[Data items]
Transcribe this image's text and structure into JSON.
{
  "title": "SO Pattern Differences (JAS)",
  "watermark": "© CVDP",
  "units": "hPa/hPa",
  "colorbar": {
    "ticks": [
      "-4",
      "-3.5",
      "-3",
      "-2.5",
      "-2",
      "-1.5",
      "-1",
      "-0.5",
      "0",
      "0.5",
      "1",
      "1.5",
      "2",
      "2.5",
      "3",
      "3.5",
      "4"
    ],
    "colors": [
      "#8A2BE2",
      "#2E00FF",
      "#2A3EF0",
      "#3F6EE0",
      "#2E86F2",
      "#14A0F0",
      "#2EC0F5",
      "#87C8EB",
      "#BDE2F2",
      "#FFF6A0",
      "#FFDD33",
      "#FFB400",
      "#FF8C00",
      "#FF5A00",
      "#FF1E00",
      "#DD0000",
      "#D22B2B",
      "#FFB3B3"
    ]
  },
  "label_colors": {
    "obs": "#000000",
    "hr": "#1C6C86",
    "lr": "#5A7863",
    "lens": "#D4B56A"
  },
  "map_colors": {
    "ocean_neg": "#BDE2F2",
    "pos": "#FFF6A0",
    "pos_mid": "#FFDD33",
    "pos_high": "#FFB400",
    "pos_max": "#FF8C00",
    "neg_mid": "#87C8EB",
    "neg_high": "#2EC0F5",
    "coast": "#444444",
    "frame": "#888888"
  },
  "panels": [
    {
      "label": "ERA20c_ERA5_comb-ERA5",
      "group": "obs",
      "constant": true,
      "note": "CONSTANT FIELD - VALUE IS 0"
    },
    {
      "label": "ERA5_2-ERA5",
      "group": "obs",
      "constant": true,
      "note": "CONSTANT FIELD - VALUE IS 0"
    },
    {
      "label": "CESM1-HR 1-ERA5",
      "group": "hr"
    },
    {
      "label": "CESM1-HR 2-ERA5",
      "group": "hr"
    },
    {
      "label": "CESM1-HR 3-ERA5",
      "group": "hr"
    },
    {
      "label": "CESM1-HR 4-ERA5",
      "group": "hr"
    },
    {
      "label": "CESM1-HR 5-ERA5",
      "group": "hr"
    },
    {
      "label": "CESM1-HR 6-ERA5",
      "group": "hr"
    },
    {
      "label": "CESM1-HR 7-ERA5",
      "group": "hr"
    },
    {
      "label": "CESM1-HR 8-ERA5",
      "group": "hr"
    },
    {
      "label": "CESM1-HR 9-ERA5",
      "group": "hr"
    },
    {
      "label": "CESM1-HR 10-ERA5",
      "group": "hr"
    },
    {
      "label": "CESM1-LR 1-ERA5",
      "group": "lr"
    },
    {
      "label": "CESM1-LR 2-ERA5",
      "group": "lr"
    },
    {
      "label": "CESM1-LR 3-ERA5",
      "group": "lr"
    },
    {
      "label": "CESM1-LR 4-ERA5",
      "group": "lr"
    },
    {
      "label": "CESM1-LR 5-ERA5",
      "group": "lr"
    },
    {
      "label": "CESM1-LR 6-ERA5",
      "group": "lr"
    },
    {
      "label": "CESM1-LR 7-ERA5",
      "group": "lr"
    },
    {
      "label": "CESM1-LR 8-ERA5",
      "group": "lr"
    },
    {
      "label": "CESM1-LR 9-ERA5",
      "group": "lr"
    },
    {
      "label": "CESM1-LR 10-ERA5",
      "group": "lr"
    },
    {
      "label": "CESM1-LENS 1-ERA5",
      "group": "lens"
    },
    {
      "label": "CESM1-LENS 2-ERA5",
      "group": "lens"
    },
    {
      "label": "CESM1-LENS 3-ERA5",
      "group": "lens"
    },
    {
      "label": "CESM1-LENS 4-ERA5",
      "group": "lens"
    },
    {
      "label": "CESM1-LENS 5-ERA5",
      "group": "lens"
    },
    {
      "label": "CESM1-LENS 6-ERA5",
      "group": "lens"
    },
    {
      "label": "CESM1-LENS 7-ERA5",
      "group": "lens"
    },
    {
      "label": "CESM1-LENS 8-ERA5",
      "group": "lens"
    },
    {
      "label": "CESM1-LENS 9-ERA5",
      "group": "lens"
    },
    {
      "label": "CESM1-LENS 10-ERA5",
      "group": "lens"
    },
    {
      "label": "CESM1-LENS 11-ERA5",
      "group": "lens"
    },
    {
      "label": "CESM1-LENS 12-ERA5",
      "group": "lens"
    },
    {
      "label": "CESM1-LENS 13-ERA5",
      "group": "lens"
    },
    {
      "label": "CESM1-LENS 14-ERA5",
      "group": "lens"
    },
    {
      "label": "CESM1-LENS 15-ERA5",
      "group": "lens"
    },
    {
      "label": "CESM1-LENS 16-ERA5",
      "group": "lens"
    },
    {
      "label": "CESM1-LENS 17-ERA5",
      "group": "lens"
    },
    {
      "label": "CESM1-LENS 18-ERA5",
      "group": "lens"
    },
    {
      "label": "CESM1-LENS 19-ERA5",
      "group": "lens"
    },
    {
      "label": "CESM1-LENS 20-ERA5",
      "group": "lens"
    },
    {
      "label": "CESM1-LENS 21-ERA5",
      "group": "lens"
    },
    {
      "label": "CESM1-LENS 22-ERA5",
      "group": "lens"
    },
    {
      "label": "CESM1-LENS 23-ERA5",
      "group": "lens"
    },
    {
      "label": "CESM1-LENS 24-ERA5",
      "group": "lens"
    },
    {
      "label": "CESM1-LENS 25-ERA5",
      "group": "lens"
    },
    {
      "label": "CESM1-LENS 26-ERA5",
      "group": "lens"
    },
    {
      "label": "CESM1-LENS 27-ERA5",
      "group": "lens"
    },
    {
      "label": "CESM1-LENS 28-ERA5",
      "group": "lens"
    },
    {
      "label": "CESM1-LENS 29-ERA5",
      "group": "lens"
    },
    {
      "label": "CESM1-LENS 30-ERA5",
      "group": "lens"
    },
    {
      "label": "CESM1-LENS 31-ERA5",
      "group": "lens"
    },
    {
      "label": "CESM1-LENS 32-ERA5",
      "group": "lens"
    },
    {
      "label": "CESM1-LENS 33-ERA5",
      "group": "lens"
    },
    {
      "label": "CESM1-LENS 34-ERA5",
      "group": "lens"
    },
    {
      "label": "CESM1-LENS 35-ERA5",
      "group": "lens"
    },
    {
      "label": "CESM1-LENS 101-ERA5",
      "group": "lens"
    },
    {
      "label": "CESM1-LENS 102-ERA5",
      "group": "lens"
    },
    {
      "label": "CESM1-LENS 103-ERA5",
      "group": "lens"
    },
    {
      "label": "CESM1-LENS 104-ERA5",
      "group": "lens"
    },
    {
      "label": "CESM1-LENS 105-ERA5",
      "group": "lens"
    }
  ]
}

> [What the task asks] Nothing in the data may differ; print all of it exactly as written.

> [The reply]
Transcribe this image's text and structure into JSON.
{
  "title": "SO Pattern Differences (JAS)",
  "watermark": "© CVDP",
  "units": "hPa/hPa",
  "colorbar": {
    "ticks": [
      "-4",
      "-3.5",
      "-3",
      "-2.5",
      "-2",
      "-1.5",
      "-1",
      "-0.5",
      "0",
      "0.5",
      "1",
      "1.5",
      "2",
      "2.5",
      "3",
      "3.5",
      "4"
    ],
    "colors": [
      "#8A2BE2",
      "#2E00FF",
      "#2A3EF0",
      "#3F6EE0",
      "#2E86F2",
      "#14A0F0",
      "#2EC0F5",
      "#87C8EB",
      "#BDE2F2",
      "#FFF6A0",
      "#FFDD33",
      "#FFB400",
      "#FF8C00",
      "#FF5A00",
      "#FF1E00",
      "#DD0000",
      "#D22B2B",
      "#FFB3B3"
    ]
  },
  "label_colors": {
    "obs": "#000000",
    "hr": "#1C6C86",
    "lr": "#5A7863",
    "lens": "#D4B56A"
  },
  "map_colors": {
    "ocean_neg": "#BDE2F2",
    "pos": "#FFF6A0",
    "pos_mid": "#FFDD33",
    "pos_high": "#FFB400",
    "pos_max": "#FF8C00",
    "neg_mid": "#87C8EB",
    "neg_high": "#2EC0F5",
    "coast": "#444444",
    "frame": "#888888"
  },
  "panels": [
    {
      "label": "ERA20c_ERA5_comb-ERA5",
      "group": "obs",
      "constant": true,
      "note": "CONSTANT FIELD - VALUE IS 0"
    },
    {
      "label": "ERA5_2-ERA5",
      "group": "obs",
      "constant": true,
      "note": "CONSTANT FIELD - VALUE IS 0"
    },
    {
      "label": "CESM1-HR 1-ERA5",
      "group": "hr"
    },
    {
      "label": "CESM1-HR 2-ERA5",
      "group": "hr"
    },
    {
      "label": "CESM1-HR 3-ERA5",
      "group": "hr"
    },
    {
      "label": "CESM1-HR 4-ERA5",
      "group": "hr"
    },
    {
      "label": "CESM1-HR 5-ERA5",
      "group": "hr"
    },
    {
      "label": "CESM1-HR 6-ERA5",
      "group": "hr"
    },
    {
      "label": "CESM1-HR 7-ERA5",
      "group": "hr"
    },
    {
      "label": "CESM1-HR 8-ERA5",
      "group": "hr"
    },
    {
      "label": "CESM1-HR 9-ERA5",
      "group": "hr"
    },
    {
      "label": "CESM1-HR 10-ERA5",
      "group": "hr"
    },
    {
      "label": "CESM1-LR 1-ERA5",
      "group": "lr"
    },
    {
      "label": "CESM1-LR 2-ERA5",
      "group": "lr"
    },
    {
      "label": "CESM1-LR 3-ERA5",
      "group": "lr"
    },
    {
      "label": "CESM1-LR 4-ERA5",
      "group": "lr"
    },
    {
      "label": "CESM1-LR 5-ERA5",
      "group": "lr"
    },
    {
      "label": "CESM1-LR 6-ERA5",
      "group": "lr"
    },
    {
      "label": "CESM1-LR 7-ERA5",
      "group": "lr"
    },
    {
      "label": "CESM1-LR 8-ERA5",
      "group": "lr"
    },
    {
      "label": "CESM1-LR 9-ERA5",
      "group": "lr"
    },
    {
      "label": "CESM1-LR 10-ERA5",
      "group": "lr"
    },
    {
      "label": "CESM1-LENS 1-ERA5",
      "group": "lens"
    },
    {
      "label": "CESM1-LENS 2-ERA5",
      "group": "lens"
    },
    {
      "label": "CESM1-LENS 3-ERA5",
      "group": "lens"
    },
    {
      "label": "CESM1-LENS 4-ERA5",
      "group": "lens"
    },
    {
      "label": "CESM1-LENS 5-ERA5",
      "group": "lens"
    },
    {
      "label": "CESM1-LENS 6-ERA5",
      "group": "lens"
    },
    {
      "label": "CESM1-LENS 7-ERA5",
      "group": "lens"
    },
    {
      "label": "CESM1-LENS 8-ERA5",
      "group": "lens"
    },
    {
      "label": "CESM1-LENS 9-ERA5",
      "group": "lens"
    },
    {
      "label": "CESM1-LENS 10-ERA5",
      "group": "lens"
    },
    {
      "label": "CESM1-LENS 11-ERA5",
      "group": "lens"
    },
    {
      "label": "CESM1-LENS 12-ERA5",
      "group": "lens"
    },
    {
      "label": "CESM1-LENS 13-ERA5",
      "group": "lens"
    },
    {
      "label": "CESM1-LENS 14-ERA5",
      "group": "lens"
    },
    {
      "label": "CESM1-LENS 15-ERA5",
      "group": "lens"
    },
    {
      "label": "CESM1-LENS 16-ERA5",
      "group": "lens"
    },
    {
      "label": "CESM1-LENS 17-ERA5",
      "group": "lens"
    },
    {
      "label": "CESM1-LENS 18-ERA5",
      "group": "lens"
    },
    {
      "label": "CESM1-LENS 19-ERA5",
      "group": "lens"
    },
    {
      "label": "CESM1-LENS 20-ERA5",
      "group": "lens"
    },
    {
      "label": "CESM1-LENS 21-ERA5",
      "group": "lens"
    },
    {
      "label": "CESM1-LENS 22-ERA5",
      "group": "lens"
    },
    {
      "label": "CESM1-LENS 23-ERA5",
      "group": "lens"
    },
    {
      "label": "CESM1-LENS 24-ERA5",
      "group": "lens"
    },
    {
      "label": "CESM1-LENS 25-ERA5",
      "group": "lens"
    },
    {
      "label": "CESM1-LENS 26-ERA5",
      "group": "lens"
    },
    {
      "label": "CESM1-LENS 27-ERA5",
      "group": "lens"
    },
    {
      "label": "CESM1-LENS 28-ERA5",
      "group": "lens"
    },
    {
      "label": "CESM1-LENS 29-ERA5",
      "group": "lens"
    },
    {
      "label": "CESM1-LENS 30-ERA5",
      "group": "lens"
    },
    {
      "label": "CESM1-LENS 31-ERA5",
      "group": "lens"
    },
    {
      "label": "CESM1-LENS 32-ERA5",
      "group": "lens"
    },
    {
      "label": "CESM1-LENS 33-ERA5",
      "group": "lens"
    },
    {
      "label": "CESM1-LENS 34-ERA5",
      "group": "lens"
    },
    {
      "label": "CESM1-LENS 35-ERA5",
      "group": "lens"
    },
    {
      "label": "CESM1-LENS 101-ERA5",
      "group": "lens"
    },
    {
      "label": "CESM1-LENS 102-ERA5",
      "group": "lens"
    },
    {
      "label": "CESM1-LENS 103-ERA5",
      "group": "lens"
    },
    {
      "label": "CESM1-LENS 104-ERA5",
      "group": "lens"
    },
    {
      "label": "CESM1-LENS 105-ERA5",
      "group": "lens"
    }
  ]
}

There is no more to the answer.